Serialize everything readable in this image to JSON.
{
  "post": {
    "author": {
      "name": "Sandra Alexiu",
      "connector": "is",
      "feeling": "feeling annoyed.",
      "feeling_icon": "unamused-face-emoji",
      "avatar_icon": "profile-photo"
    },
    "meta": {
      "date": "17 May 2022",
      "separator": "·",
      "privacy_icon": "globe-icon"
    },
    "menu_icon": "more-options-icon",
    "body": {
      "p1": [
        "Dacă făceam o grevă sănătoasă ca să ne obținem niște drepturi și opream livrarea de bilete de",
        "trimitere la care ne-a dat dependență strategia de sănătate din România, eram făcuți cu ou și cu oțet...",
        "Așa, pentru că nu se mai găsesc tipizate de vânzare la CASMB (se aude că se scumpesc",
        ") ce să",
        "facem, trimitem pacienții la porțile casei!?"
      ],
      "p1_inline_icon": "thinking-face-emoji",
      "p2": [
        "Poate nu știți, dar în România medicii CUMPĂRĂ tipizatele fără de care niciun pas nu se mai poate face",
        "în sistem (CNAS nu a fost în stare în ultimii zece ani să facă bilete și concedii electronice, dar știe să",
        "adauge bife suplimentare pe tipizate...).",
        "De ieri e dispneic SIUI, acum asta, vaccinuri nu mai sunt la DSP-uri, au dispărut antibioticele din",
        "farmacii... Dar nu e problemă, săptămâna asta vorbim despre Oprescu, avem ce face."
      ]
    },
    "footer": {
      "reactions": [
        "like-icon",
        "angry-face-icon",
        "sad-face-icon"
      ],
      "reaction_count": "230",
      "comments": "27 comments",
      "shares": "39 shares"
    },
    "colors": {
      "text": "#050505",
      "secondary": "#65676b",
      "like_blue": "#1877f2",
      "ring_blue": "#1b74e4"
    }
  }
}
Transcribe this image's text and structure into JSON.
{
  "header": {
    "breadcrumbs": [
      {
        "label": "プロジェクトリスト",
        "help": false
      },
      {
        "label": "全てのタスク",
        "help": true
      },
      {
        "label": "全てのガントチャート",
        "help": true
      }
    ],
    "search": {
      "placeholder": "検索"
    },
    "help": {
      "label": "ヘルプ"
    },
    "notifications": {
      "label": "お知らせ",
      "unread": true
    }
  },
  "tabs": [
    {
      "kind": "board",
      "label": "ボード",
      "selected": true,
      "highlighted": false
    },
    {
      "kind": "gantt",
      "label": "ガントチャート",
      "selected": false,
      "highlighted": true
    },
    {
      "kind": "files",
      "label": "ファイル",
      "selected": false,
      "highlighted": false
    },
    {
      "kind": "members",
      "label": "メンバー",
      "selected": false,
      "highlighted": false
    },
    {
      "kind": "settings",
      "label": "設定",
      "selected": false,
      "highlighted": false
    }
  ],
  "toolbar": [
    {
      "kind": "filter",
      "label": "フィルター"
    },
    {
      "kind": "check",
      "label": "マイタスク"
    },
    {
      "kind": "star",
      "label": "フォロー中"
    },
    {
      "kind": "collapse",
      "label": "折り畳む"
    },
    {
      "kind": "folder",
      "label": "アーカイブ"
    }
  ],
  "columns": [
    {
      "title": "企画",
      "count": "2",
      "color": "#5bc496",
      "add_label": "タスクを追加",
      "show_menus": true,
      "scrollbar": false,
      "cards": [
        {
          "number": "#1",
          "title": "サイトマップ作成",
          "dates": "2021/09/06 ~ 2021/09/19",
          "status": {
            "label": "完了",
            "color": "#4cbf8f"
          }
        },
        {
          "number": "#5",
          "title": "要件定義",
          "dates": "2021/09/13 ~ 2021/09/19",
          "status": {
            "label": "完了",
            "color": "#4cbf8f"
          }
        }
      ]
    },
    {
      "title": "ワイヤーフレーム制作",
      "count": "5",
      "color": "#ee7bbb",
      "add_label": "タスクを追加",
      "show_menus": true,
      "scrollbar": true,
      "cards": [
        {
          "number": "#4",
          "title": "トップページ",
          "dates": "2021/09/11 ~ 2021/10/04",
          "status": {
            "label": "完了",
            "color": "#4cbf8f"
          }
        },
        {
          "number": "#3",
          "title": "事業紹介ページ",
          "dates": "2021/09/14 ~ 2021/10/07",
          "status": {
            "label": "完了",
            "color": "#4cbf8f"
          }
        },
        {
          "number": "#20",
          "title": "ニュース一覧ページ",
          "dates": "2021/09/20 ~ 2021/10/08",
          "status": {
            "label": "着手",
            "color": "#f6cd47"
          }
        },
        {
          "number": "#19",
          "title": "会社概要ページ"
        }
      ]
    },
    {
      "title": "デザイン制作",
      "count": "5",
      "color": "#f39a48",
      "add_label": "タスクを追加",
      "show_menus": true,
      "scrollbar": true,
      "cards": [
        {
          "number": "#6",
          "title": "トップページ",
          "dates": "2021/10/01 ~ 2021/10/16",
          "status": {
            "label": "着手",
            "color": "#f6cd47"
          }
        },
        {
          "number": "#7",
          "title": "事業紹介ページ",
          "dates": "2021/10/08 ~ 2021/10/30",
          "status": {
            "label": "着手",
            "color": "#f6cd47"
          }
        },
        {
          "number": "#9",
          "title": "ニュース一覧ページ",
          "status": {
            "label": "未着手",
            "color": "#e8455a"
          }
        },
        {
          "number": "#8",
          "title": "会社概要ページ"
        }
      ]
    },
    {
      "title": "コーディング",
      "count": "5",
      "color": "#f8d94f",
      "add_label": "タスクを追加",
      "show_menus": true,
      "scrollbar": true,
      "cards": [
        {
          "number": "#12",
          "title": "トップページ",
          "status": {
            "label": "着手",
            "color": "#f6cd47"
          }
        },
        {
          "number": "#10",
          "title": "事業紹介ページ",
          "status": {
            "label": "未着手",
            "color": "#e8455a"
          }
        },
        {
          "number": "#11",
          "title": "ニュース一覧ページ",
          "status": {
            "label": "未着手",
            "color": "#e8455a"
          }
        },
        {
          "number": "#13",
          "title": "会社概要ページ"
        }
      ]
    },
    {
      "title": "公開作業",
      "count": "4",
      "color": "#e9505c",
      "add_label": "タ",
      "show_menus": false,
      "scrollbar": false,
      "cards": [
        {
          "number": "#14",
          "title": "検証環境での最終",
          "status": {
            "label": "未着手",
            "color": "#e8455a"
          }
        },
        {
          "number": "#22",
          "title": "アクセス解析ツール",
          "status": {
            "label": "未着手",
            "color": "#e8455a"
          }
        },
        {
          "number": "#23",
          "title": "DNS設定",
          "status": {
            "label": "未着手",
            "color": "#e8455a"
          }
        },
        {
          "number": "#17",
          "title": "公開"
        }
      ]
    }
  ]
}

^^^^

*Requirements*:
Extract from the material all lines containing the string "text".

*Answer below*:
      "text": "#050505",
Transcribe this image's text and structure into JSON.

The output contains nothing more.